[START Given records]
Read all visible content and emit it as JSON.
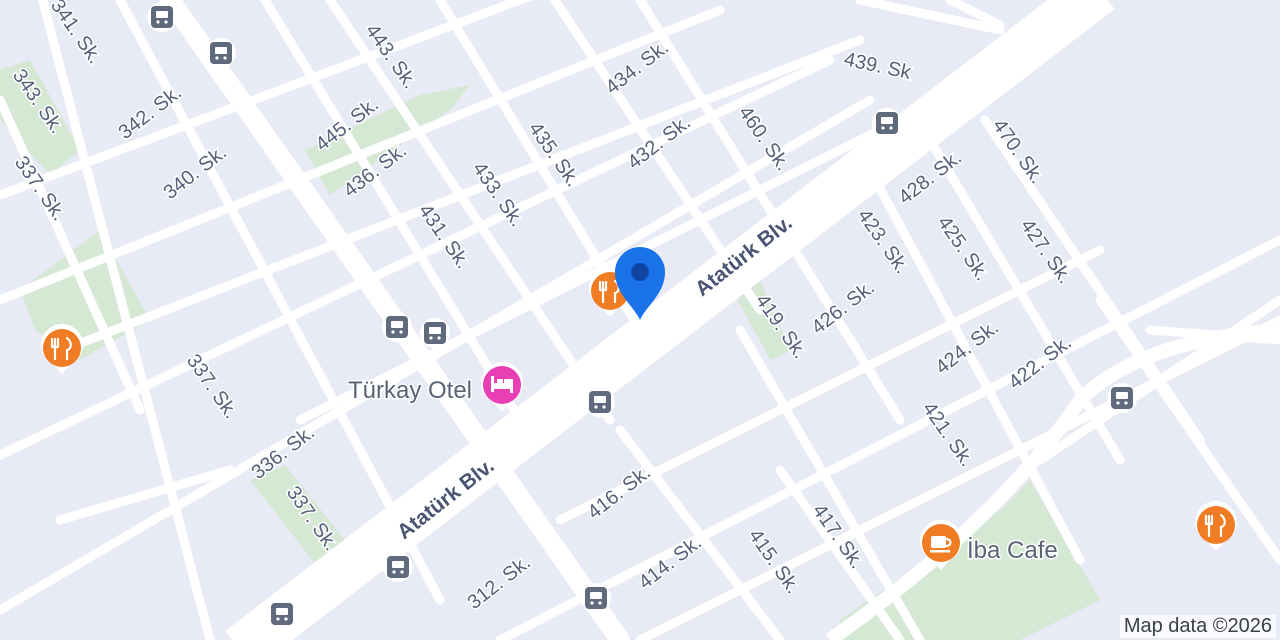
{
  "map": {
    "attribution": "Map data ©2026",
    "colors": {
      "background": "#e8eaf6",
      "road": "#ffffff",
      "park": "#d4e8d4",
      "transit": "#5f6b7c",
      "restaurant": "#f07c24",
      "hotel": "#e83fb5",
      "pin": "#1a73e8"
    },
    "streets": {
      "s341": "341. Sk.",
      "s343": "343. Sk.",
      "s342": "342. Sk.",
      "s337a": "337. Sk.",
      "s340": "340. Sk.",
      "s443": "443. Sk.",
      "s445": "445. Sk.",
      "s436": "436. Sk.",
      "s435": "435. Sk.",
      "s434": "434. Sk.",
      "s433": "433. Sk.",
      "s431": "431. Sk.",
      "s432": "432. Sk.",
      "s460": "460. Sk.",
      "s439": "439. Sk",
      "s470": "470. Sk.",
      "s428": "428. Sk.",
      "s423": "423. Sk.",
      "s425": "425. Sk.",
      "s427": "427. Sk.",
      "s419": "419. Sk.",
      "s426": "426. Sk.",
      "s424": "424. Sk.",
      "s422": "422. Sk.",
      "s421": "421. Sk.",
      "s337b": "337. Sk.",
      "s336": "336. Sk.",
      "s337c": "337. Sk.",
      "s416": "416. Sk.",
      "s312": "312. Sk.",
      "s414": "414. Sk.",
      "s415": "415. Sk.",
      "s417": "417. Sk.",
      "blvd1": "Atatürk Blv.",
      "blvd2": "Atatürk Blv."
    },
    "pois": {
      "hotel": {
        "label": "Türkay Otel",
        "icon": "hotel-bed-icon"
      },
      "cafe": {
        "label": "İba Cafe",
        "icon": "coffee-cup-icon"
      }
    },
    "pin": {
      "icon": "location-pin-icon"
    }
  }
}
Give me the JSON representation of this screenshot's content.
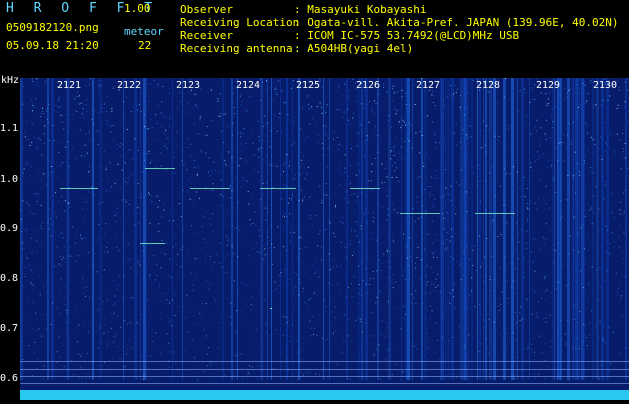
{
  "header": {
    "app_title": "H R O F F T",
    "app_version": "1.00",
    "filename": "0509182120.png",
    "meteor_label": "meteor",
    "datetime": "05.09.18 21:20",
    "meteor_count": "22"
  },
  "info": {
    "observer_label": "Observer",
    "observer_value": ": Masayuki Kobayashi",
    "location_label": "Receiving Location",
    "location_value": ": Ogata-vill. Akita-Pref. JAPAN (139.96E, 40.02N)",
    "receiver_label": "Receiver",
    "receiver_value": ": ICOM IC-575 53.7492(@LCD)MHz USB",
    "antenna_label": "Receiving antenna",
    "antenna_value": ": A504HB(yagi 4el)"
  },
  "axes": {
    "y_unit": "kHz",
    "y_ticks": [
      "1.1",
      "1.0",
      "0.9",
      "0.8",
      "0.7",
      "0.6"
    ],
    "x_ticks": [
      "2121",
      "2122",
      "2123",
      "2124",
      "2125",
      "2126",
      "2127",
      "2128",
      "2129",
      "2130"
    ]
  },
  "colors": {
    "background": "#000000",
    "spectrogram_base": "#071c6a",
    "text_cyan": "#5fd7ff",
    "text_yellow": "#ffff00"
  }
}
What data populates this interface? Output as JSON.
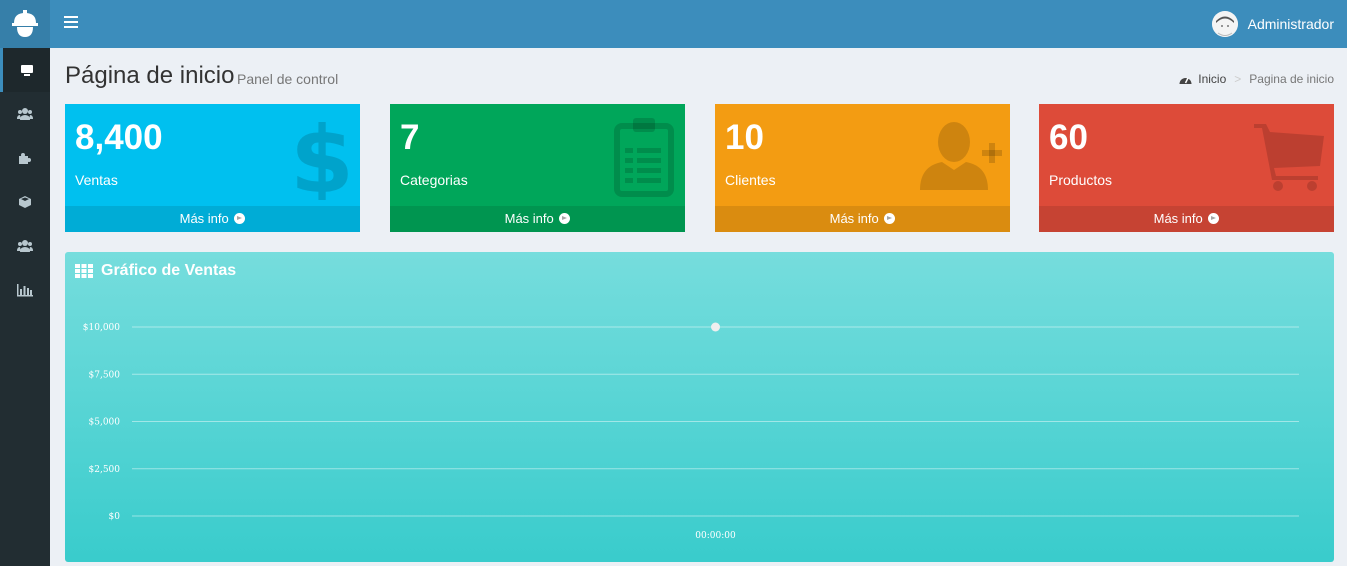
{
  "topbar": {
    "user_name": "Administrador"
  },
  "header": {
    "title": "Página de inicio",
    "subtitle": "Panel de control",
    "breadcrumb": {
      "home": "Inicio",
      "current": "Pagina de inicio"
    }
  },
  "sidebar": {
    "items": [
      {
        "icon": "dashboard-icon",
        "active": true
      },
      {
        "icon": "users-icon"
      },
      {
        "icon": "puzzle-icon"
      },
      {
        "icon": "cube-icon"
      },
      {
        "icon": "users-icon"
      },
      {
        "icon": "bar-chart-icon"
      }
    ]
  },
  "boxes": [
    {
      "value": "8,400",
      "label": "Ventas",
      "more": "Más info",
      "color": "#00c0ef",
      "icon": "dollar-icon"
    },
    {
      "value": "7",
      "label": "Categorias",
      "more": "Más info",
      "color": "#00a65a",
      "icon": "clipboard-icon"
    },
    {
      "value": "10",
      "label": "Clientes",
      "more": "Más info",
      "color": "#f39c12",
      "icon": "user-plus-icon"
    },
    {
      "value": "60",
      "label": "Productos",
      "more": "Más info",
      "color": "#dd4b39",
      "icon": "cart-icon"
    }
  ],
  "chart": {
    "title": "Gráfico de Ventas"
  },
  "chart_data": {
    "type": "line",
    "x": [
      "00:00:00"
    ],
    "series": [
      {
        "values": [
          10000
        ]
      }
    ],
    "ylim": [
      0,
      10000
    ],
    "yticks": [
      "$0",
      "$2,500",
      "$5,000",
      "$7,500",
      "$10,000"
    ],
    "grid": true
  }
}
[END Given records]
# [Your task]
Quote the material exactly. Pictures stay out.

# [The result]
Read all visible content and emit it as JSON.
{
  "map": {
    "attribution": "Map data ©2026",
    "colors": {
      "background": "#e8eaf6",
      "road": "#ffffff",
      "park": "#d4e8d4",
      "transit": "#5f6b7c",
      "restaurant": "#f07c24",
      "hotel": "#e83fb5",
      "pin": "#1a73e8"
    },
    "streets": {
      "s341": "341. Sk.",
      "s343": "343. Sk.",
      "s342": "342. Sk.",
      "s337a": "337. Sk.",
      "s340": "340. Sk.",
      "s443": "443. Sk.",
      "s445": "445. Sk.",
      "s436": "436. Sk.",
      "s435": "435. Sk.",
      "s434": "434. Sk.",
      "s433": "433. Sk.",
      "s431": "431. Sk.",
      "s432": "432. Sk.",
      "s460": "460. Sk.",
      "s439": "439. Sk",
      "s470": "470. Sk.",
      "s428": "428. Sk.",
      "s423": "423. Sk.",
      "s425": "425. Sk.",
      "s427": "427. Sk.",
      "s419": "419. Sk.",
      "s426": "426. Sk.",
      "s424": "424. Sk.",
      "s422": "422. Sk.",
      "s421": "421. Sk.",
      "s337b": "337. Sk.",
      "s336": "336. Sk.",
      "s337c": "337. Sk.",
      "s416": "416. Sk.",
      "s312": "312. Sk.",
      "s414": "414. Sk.",
      "s415": "415. Sk.",
      "s417": "417. Sk.",
      "blvd1": "Atatürk Blv.",
      "blvd2": "Atatürk Blv."
    },
    "pois": {
      "hotel": {
        "label": "Türkay Otel",
        "icon": "hotel-bed-icon"
      },
      "cafe": {
        "label": "İba Cafe",
        "icon": "coffee-cup-icon"
      }
    },
    "pin": {
      "icon": "location-pin-icon"
    }
  }
}
Give me the JSON representation of this screenshot's content.
{
  "header": {
    "app_title": "H R O F F T",
    "app_version": "1.00",
    "filename": "0509182120.png",
    "meteor_label": "meteor",
    "datetime": "05.09.18 21:20",
    "meteor_count": "22"
  },
  "info": {
    "observer_label": "Observer",
    "observer_value": ": Masayuki Kobayashi",
    "location_label": "Receiving Location",
    "location_value": ": Ogata-vill. Akita-Pref. JAPAN (139.96E, 40.02N)",
    "receiver_label": "Receiver",
    "receiver_value": ": ICOM IC-575 53.7492(@LCD)MHz USB",
    "antenna_label": "Receiving antenna",
    "antenna_value": ": A504HB(yagi 4el)"
  },
  "axes": {
    "y_unit": "kHz",
    "y_ticks": [
      "1.1",
      "1.0",
      "0.9",
      "0.8",
      "0.7",
      "0.6"
    ],
    "x_ticks": [
      "2121",
      "2122",
      "2123",
      "2124",
      "2125",
      "2126",
      "2127",
      "2128",
      "2129",
      "2130"
    ]
  },
  "colors": {
    "background": "#000000",
    "spectrogram_base": "#071c6a",
    "text_cyan": "#5fd7ff",
    "text_yellow": "#ffff00"
  }
}
What data populates this interface? Output as JSON.
{
  "topbar": {
    "user_name": "Administrador"
  },
  "header": {
    "title": "Página de inicio",
    "subtitle": "Panel de control",
    "breadcrumb": {
      "home": "Inicio",
      "current": "Pagina de inicio"
    }
  },
  "sidebar": {
    "items": [
      {
        "icon": "dashboard-icon",
        "active": true
      },
      {
        "icon": "users-icon"
      },
      {
        "icon": "puzzle-icon"
      },
      {
        "icon": "cube-icon"
      },
      {
        "icon": "users-icon"
      },
      {
        "icon": "bar-chart-icon"
      }
    ]
  },
  "boxes": [
    {
      "value": "8,400",
      "label": "Ventas",
      "more": "Más info",
      "color": "#00c0ef",
      "icon": "dollar-icon"
    },
    {
      "value": "7",
      "label": "Categorias",
      "more": "Más info",
      "color": "#00a65a",
      "icon": "clipboard-icon"
    },
    {
      "value": "10",
      "label": "Clientes",
      "more": "Más info",
      "color": "#f39c12",
      "icon": "user-plus-icon"
    },
    {
      "value": "60",
      "label": "Productos",
      "more": "Más info",
      "color": "#dd4b39",
      "icon": "cart-icon"
    }
  ],
  "chart": {
    "title": "Gráfico de Ventas"
  },
  "chart_data": {
    "type": "line",
    "x": [
      "00:00:00"
    ],
    "series": [
      {
        "values": [
          10000
        ]
      }
    ],
    "ylim": [
      0,
      10000
    ],
    "yticks": [
      "$0",
      "$2,500",
      "$5,000",
      "$7,500",
      "$10,000"
    ],
    "grid": true
  }
}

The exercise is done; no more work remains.